— Brief —
Copy every line of the data that contains the string "fani".

— Data to use —
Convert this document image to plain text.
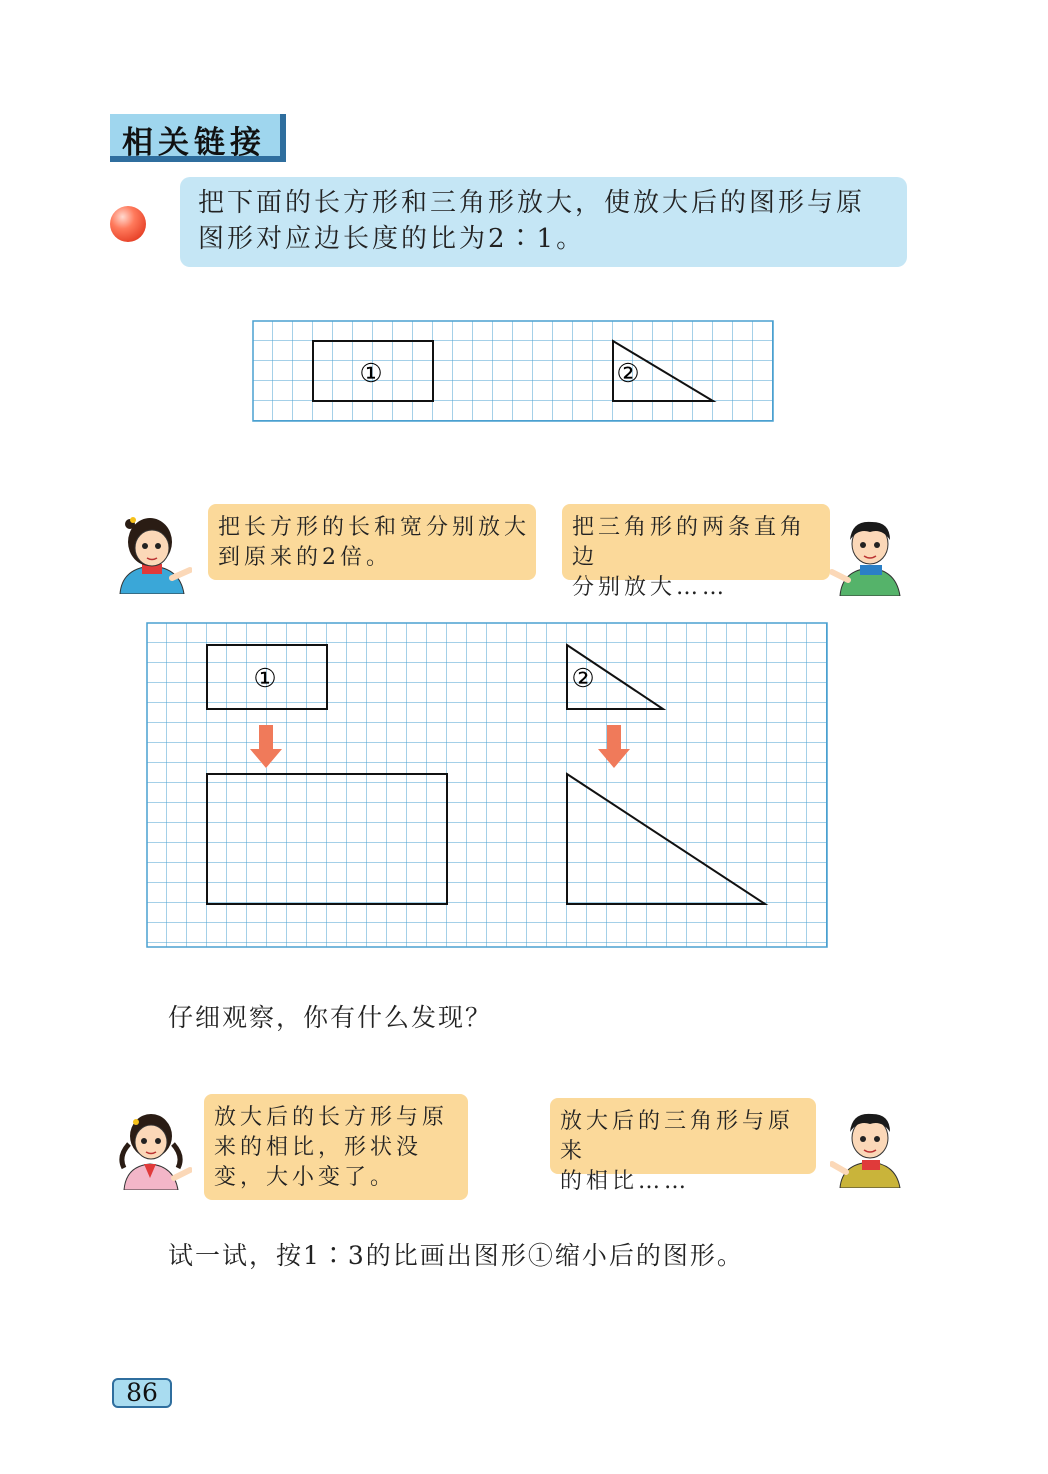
相关链接
把下面的长方形和三角形放大，使放大后的图形与原
图形对应边长度的比为2∶1。
①	②
把长方形的长和宽分别放大
到原来的2倍。
把三角形的两条直角边
分别放大……
①	②
仔细观察，你有什么发现？
放大后的长方形与原
来的相比，形状没
变，大小变了。
放大后的三角形与原来
的相比……
试一试，按1∶3的比画出图形①缩小后的图形。
86
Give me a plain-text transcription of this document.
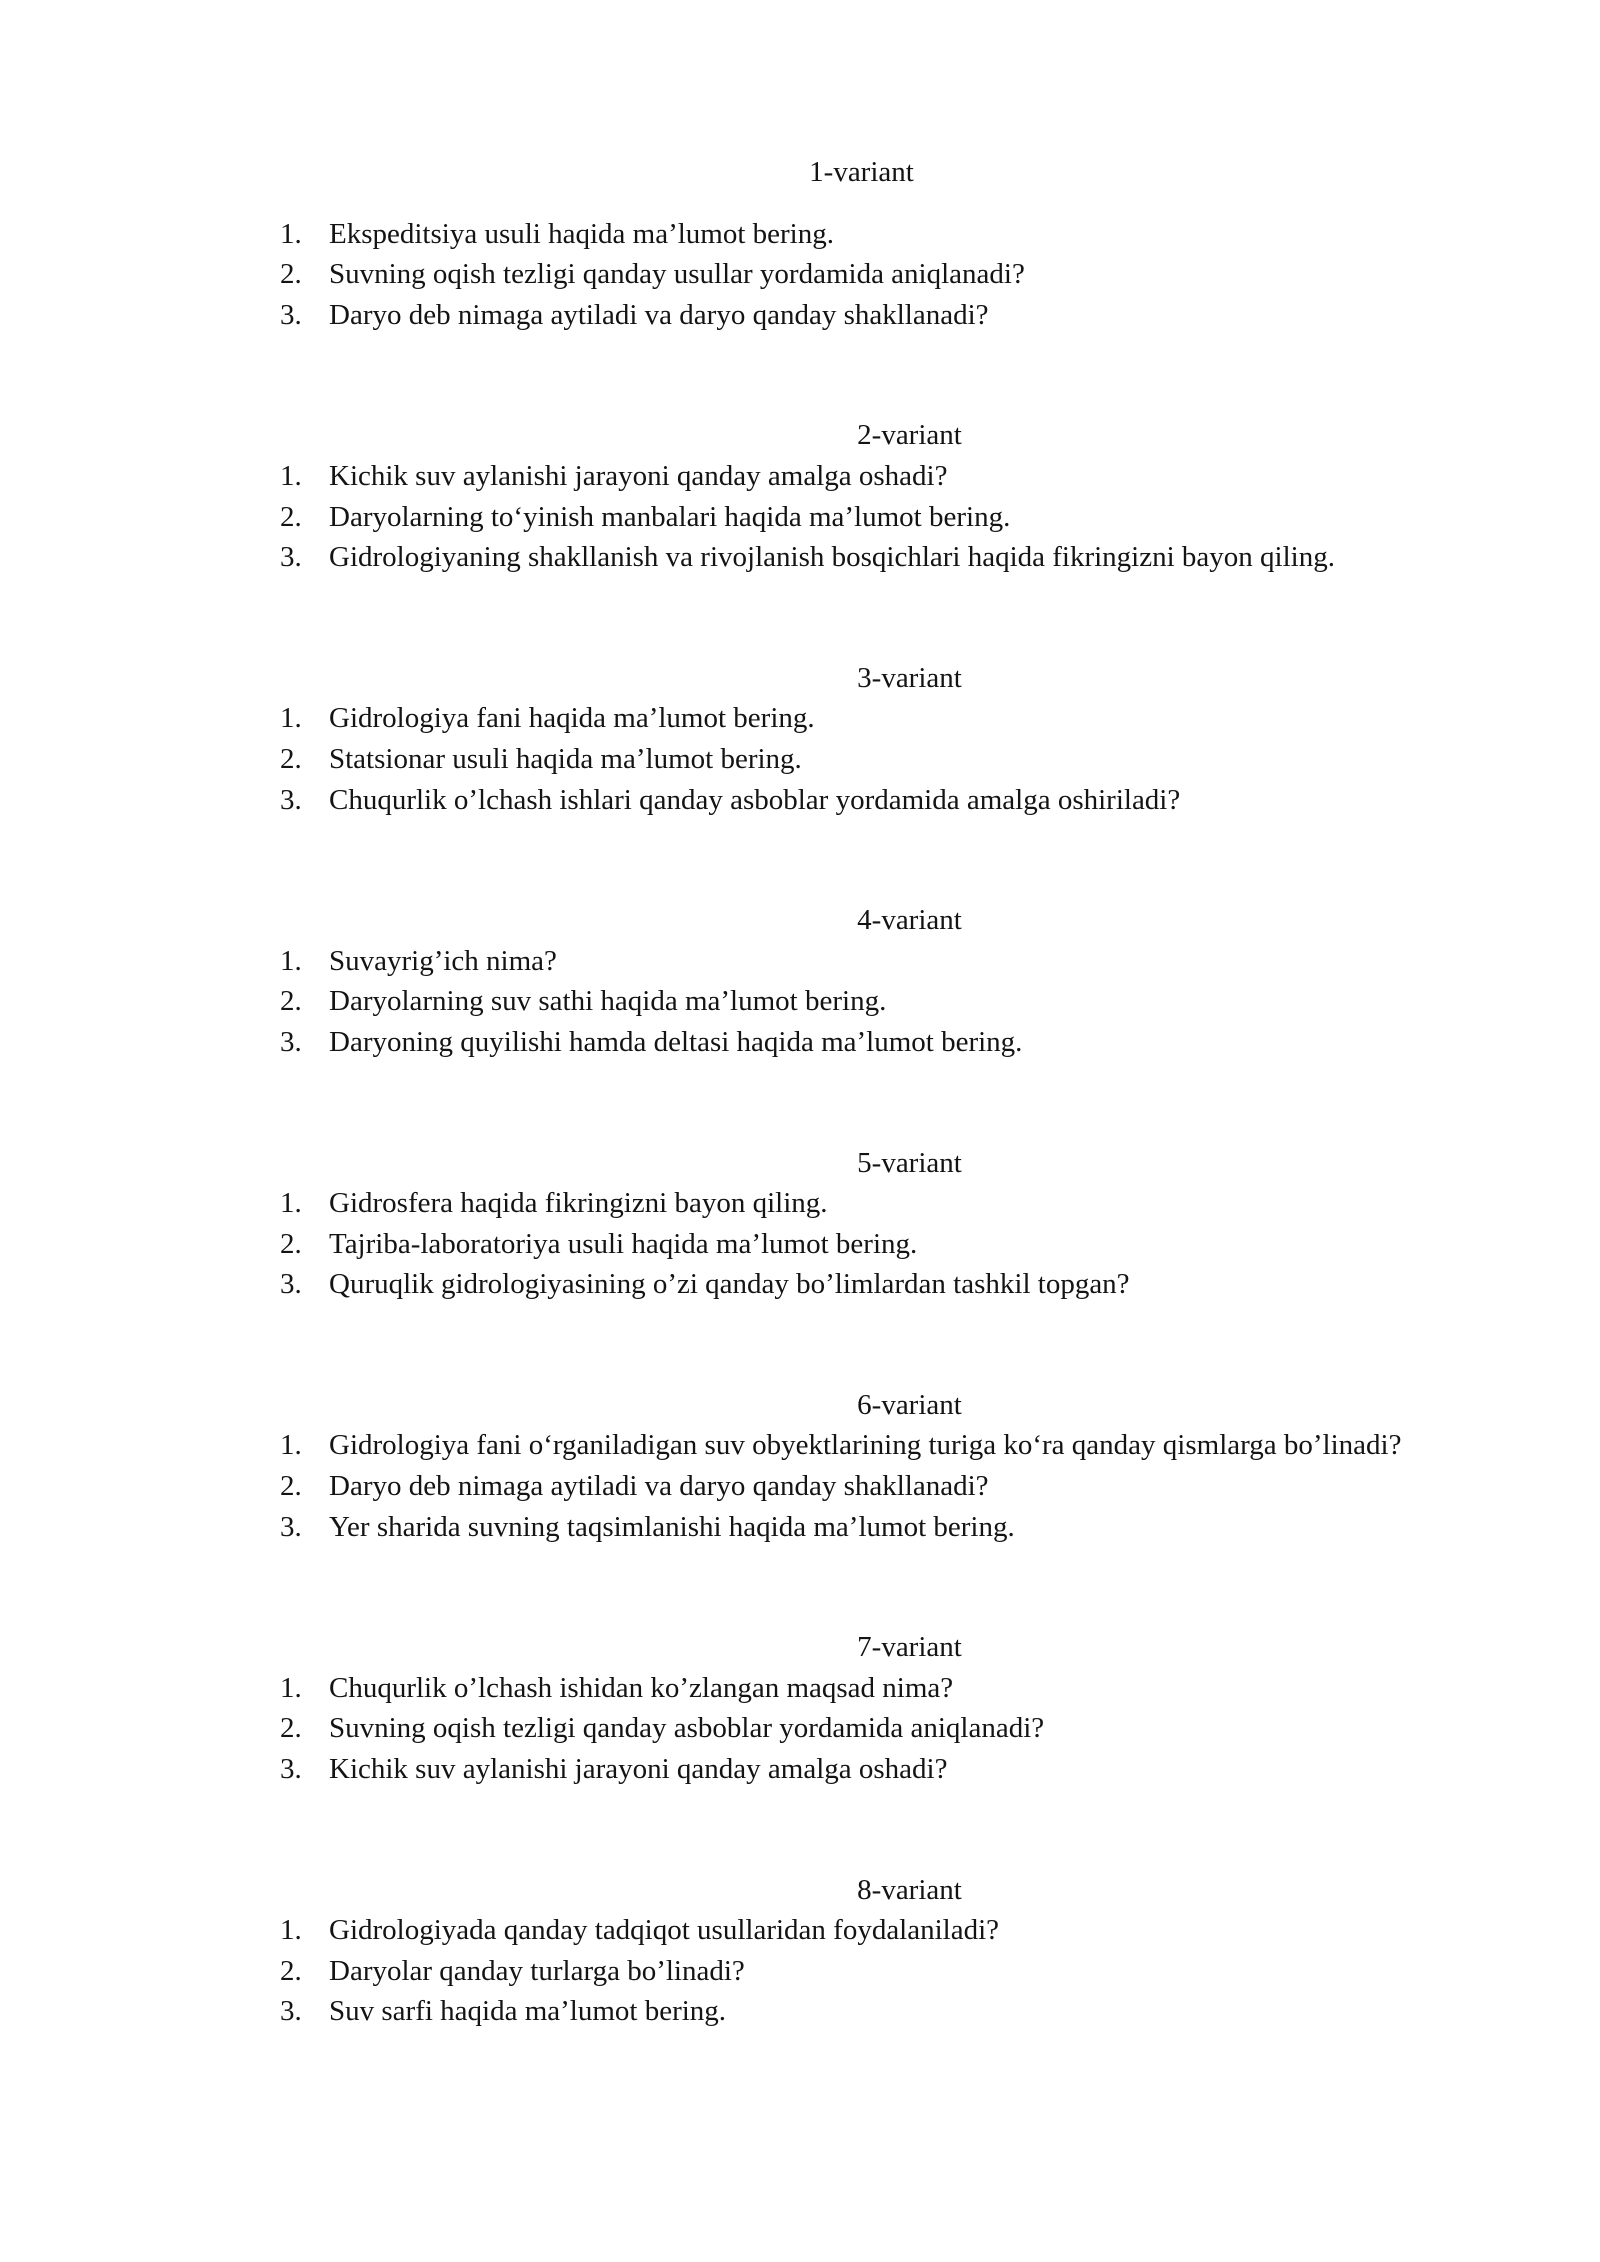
1-variant
1. Ekspeditsiya usuli haqida ma’lumot bering.
2. Suvning oqish tezligi qanday usullar yordamida aniqlanadi?
3. Daryo deb nimaga aytiladi va daryo qanday shakllanadi?
2-variant
1. Kichik suv aylanishi jarayoni qanday amalga oshadi?
2. Daryolarning to‘yinish manbalari haqida ma’lumot bering.
3. Gidrologiyaning shakllanish va rivojlanish bosqichlari haqida fikringizni bayon qiling.
3-variant
1. Gidrologiya fani haqida ma’lumot bering.
2. Statsionar usuli haqida ma’lumot bering.
3. Chuqurlik o’lchash ishlari qanday asboblar yordamida amalga oshiriladi?
4-variant
1. Suvayrig’ich nima?
2. Daryolarning suv sathi haqida ma’lumot bering.
3. Daryoning quyilishi hamda deltasi haqida ma’lumot bering.
5-variant
1. Gidrosfera haqida fikringizni bayon qiling.
2. Tajriba-laboratoriya usuli haqida ma’lumot bering.
3. Quruqlik gidrologiyasining o’zi qanday bo’limlardan tashkil topgan?
6-variant
1. Gidrologiya fani o‘rganiladigan suv obyektlarining turiga ko‘ra qanday qismlarga bo’linadi?
2. Daryo deb nimaga aytiladi va daryo qanday shakllanadi?
3. Yer sharida suvning taqsimlanishi haqida ma’lumot bering.
7-variant
1. Chuqurlik o’lchash ishidan ko’zlangan maqsad nima?
2. Suvning oqish tezligi qanday asboblar yordamida aniqlanadi?
3. Kichik suv aylanishi jarayoni qanday amalga oshadi?
8-variant
1. Gidrologiyada qanday tadqiqot usullaridan foydalaniladi?
2. Daryolar qanday turlarga bo’linadi?
3. Suv sarfi haqida ma’lumot bering.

— Exercise response —
1. Gidrologiya fani haqida ma’lumot bering.
1. Gidrologiya fani o‘rganiladigan suv obyektlarining turiga ko‘ra qanday qismlarga bo’linadi?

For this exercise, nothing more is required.